Record list
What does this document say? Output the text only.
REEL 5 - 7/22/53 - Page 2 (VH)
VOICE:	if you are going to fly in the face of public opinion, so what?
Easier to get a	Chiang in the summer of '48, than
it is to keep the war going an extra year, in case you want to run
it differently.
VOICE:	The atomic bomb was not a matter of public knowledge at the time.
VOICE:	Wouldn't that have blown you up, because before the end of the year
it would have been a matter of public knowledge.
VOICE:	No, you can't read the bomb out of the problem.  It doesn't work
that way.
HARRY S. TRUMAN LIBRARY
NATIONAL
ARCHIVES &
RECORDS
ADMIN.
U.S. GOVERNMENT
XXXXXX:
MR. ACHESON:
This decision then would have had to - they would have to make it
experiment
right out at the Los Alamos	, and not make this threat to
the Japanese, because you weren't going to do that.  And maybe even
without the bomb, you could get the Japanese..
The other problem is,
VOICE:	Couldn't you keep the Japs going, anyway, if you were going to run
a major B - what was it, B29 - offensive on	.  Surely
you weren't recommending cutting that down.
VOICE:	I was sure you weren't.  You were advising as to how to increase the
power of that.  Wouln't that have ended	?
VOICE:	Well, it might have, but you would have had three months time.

==

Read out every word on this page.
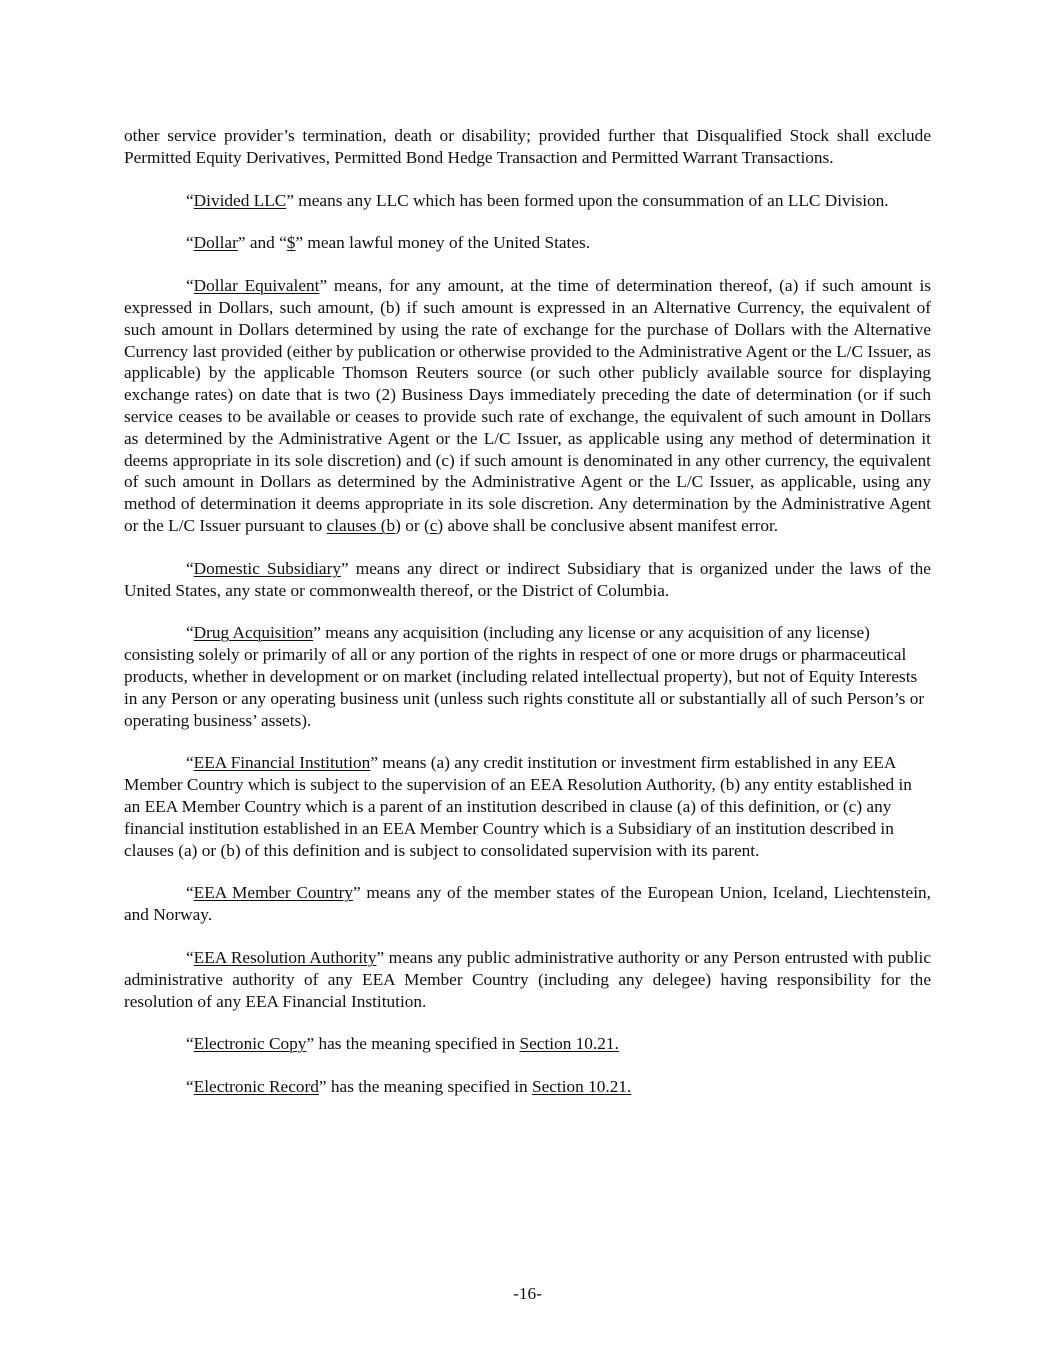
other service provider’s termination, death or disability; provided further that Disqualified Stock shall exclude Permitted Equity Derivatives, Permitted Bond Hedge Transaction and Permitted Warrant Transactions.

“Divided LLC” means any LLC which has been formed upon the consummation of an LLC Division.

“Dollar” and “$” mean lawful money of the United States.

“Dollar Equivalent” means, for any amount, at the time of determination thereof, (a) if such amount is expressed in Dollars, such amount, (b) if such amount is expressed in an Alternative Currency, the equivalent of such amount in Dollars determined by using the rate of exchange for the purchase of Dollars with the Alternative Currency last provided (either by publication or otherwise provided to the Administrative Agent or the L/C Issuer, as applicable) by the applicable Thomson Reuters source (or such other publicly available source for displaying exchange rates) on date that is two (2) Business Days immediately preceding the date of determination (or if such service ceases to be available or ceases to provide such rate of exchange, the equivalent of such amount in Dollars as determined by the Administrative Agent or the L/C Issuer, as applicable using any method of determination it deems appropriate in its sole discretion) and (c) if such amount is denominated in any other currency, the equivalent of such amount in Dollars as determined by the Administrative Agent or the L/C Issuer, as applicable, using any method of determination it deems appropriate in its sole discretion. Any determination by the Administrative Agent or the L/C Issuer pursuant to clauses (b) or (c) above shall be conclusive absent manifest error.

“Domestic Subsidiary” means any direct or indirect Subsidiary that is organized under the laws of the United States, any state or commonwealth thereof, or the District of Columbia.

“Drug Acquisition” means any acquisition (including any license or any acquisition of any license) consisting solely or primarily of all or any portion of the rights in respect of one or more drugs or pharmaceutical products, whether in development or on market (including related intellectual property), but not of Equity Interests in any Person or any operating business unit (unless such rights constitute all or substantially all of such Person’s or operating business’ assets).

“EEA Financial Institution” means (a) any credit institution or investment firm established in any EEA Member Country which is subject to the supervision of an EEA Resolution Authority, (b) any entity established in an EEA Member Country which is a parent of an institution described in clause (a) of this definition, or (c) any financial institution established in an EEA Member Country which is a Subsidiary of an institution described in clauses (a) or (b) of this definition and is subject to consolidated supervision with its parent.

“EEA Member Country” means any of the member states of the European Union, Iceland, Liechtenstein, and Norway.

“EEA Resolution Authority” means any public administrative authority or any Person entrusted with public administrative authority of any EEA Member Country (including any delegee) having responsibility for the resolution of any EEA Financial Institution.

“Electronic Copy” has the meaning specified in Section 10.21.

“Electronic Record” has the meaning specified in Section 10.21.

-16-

Brief
Each line in the listing above that contains "Section" should be copied.

Result of this task
“Electronic Copy” has the meaning specified in Section 10.21.
“Electronic Record” has the meaning specified in Section 10.21.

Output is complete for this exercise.